■ **Source data**
===

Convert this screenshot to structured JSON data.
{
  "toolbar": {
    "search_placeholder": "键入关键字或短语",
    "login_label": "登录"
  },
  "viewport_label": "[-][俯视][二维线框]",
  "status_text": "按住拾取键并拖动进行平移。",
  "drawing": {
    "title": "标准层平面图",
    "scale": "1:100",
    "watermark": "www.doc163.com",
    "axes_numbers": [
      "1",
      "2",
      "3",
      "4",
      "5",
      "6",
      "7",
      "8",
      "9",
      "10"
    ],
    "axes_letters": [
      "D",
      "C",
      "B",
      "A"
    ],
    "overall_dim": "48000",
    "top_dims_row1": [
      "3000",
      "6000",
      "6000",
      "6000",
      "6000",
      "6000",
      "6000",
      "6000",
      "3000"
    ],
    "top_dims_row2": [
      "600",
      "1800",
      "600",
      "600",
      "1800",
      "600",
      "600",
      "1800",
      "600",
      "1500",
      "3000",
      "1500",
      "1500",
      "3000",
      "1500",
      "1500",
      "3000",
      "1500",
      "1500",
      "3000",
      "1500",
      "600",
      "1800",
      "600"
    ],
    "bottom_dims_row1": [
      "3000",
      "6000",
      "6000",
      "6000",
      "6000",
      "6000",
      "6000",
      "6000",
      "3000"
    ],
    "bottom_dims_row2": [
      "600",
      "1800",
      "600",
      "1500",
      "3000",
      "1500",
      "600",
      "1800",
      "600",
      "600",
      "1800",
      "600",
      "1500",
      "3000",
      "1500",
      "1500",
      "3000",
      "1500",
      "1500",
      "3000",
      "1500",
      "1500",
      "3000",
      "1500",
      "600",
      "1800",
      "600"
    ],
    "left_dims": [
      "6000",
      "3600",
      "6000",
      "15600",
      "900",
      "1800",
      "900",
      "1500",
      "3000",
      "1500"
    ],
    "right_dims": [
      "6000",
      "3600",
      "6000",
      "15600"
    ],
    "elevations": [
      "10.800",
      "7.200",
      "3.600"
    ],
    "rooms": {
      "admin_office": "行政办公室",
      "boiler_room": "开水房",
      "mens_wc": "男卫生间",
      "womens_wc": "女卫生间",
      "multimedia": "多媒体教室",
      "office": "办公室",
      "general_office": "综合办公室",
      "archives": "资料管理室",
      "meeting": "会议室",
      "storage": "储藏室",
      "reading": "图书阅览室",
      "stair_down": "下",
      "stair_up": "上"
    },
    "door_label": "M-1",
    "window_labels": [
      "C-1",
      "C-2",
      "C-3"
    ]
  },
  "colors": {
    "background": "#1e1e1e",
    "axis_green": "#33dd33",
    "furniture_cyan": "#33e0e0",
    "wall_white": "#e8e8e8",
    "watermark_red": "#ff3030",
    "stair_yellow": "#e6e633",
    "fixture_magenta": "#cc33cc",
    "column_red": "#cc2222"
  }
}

===

Extract each line from the listing above, please, and repeat it exactly.

Convert this screenshot to structured JSON data.
{
  "toolbar": {
    "search_placeholder": "键入关键字或短语",
    "login_label": "登录"
  },
  "viewport_label": "[-][俯视][二维线框]",
  "status_text": "按住拾取键并拖动进行平移。",
  "drawing": {
    "title": "标准层平面图",
    "scale": "1:100",
    "watermark": "www.doc163.com",
    "axes_numbers": [
      "1",
      "2",
      "3",
      "4",
      "5",
      "6",
      "7",
      "8",
      "9",
      "10"
    ],
    "axes_letters": [
      "D",
      "C",
      "B",
      "A"
    ],
    "overall_dim": "48000",
    "top_dims_row1": [
      "3000",
      "6000",
      "6000",
      "6000",
      "6000",
      "6000",
      "6000",
      "6000",
      "3000"
    ],
    "top_dims_row2": [
      "600",
      "1800",
      "600",
      "600",
      "1800",
      "600",
      "600",
      "1800",
      "600",
      "1500",
      "3000",
      "1500",
      "1500",
      "3000",
      "1500",
      "1500",
      "3000",
      "1500",
      "1500",
      "3000",
      "1500",
      "600",
      "1800",
      "600"
    ],
    "bottom_dims_row1": [
      "3000",
      "6000",
      "6000",
      "6000",
      "6000",
      "6000",
      "6000",
      "6000",
      "3000"
    ],
    "bottom_dims_row2": [
      "600",
      "1800",
      "600",
      "1500",
      "3000",
      "1500",
      "600",
      "1800",
      "600",
      "600",
      "1800",
      "600",
      "1500",
      "3000",
      "1500",
      "1500",
      "3000",
      "1500",
      "1500",
      "3000",
      "1500",
      "1500",
      "3000",
      "1500",
      "600",
      "1800",
      "600"
    ],
    "left_dims": [
      "6000",
      "3600",
      "6000",
      "15600",
      "900",
      "1800",
      "900",
      "1500",
      "3000",
      "1500"
    ],
    "right_dims": [
      "6000",
      "3600",
      "6000",
      "15600"
    ],
    "elevations": [
      "10.800",
      "7.200",
      "3.600"
    ],
    "rooms": {
      "admin_office": "行政办公室",
      "boiler_room": "开水房",
      "mens_wc": "男卫生间",
      "womens_wc": "女卫生间",
      "multimedia": "多媒体教室",
      "office": "办公室",
      "general_office": "综合办公室",
      "archives": "资料管理室",
      "meeting": "会议室",
      "storage": "储藏室",
      "reading": "图书阅览室",
      "stair_down": "下",
      "stair_up": "上"
    },
    "door_label": "M-1",
    "window_labels": [
      "C-1",
      "C-2",
      "C-3"
    ]
  },
  "colors": {
    "background": "#1e1e1e",
    "axis_green": "#33dd33",
    "furniture_cyan": "#33e0e0",
    "wall_white": "#e8e8e8",
    "watermark_red": "#ff3030",
    "stair_yellow": "#e6e633",
    "fixture_magenta": "#cc33cc",
    "column_red": "#cc2222"
  }
}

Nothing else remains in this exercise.